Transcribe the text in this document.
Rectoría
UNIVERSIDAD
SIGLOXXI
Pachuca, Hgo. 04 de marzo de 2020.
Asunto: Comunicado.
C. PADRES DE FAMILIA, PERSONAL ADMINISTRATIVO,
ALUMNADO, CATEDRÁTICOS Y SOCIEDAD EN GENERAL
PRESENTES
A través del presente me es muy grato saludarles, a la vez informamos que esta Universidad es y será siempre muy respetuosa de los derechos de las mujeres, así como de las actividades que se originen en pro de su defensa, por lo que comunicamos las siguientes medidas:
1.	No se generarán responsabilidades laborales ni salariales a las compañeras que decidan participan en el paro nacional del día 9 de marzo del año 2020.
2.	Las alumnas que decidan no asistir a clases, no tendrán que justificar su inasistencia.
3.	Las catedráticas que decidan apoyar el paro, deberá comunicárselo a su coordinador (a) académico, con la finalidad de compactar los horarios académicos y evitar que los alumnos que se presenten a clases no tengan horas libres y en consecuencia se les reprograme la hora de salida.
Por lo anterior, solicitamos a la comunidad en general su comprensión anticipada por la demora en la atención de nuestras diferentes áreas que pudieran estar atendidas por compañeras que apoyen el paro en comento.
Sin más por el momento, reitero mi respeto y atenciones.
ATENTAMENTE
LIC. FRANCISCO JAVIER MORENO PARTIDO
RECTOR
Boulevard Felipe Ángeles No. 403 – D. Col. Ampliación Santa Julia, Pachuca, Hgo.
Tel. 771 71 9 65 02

* [Work instructions]: Output all of the data above without any alteration.

* [The reply]:
Transcribe the text in this document.
Rectoría
UNIVERSIDAD
SIGLOXXI
Pachuca, Hgo. 04 de marzo de 2020.
Asunto: Comunicado.
C. PADRES DE FAMILIA, PERSONAL ADMINISTRATIVO,
ALUMNADO, CATEDRÁTICOS Y SOCIEDAD EN GENERAL
PRESENTES
A través del presente me es muy grato saludarles, a la vez informamos que esta Universidad es y será siempre muy respetuosa de los derechos de las mujeres, así como de las actividades que se originen en pro de su defensa, por lo que comunicamos las siguientes medidas:
1.	No se generarán responsabilidades laborales ni salariales a las compañeras que decidan participan en el paro nacional del día 9 de marzo del año 2020.
2.	Las alumnas que decidan no asistir a clases, no tendrán que justificar su inasistencia.
3.	Las catedráticas que decidan apoyar el paro, deberá comunicárselo a su coordinador (a) académico, con la finalidad de compactar los horarios académicos y evitar que los alumnos que se presenten a clases no tengan horas libres y en consecuencia se les reprograme la hora de salida.
Por lo anterior, solicitamos a la comunidad en general su comprensión anticipada por la demora en la atención de nuestras diferentes áreas que pudieran estar atendidas por compañeras que apoyen el paro en comento.
Sin más por el momento, reitero mi respeto y atenciones.
ATENTAMENTE
LIC. FRANCISCO JAVIER MORENO PARTIDO
RECTOR
Boulevard Felipe Ángeles No. 403 – D. Col. Ampliación Santa Julia, Pachuca, Hgo.
Tel. 771 71 9 65 02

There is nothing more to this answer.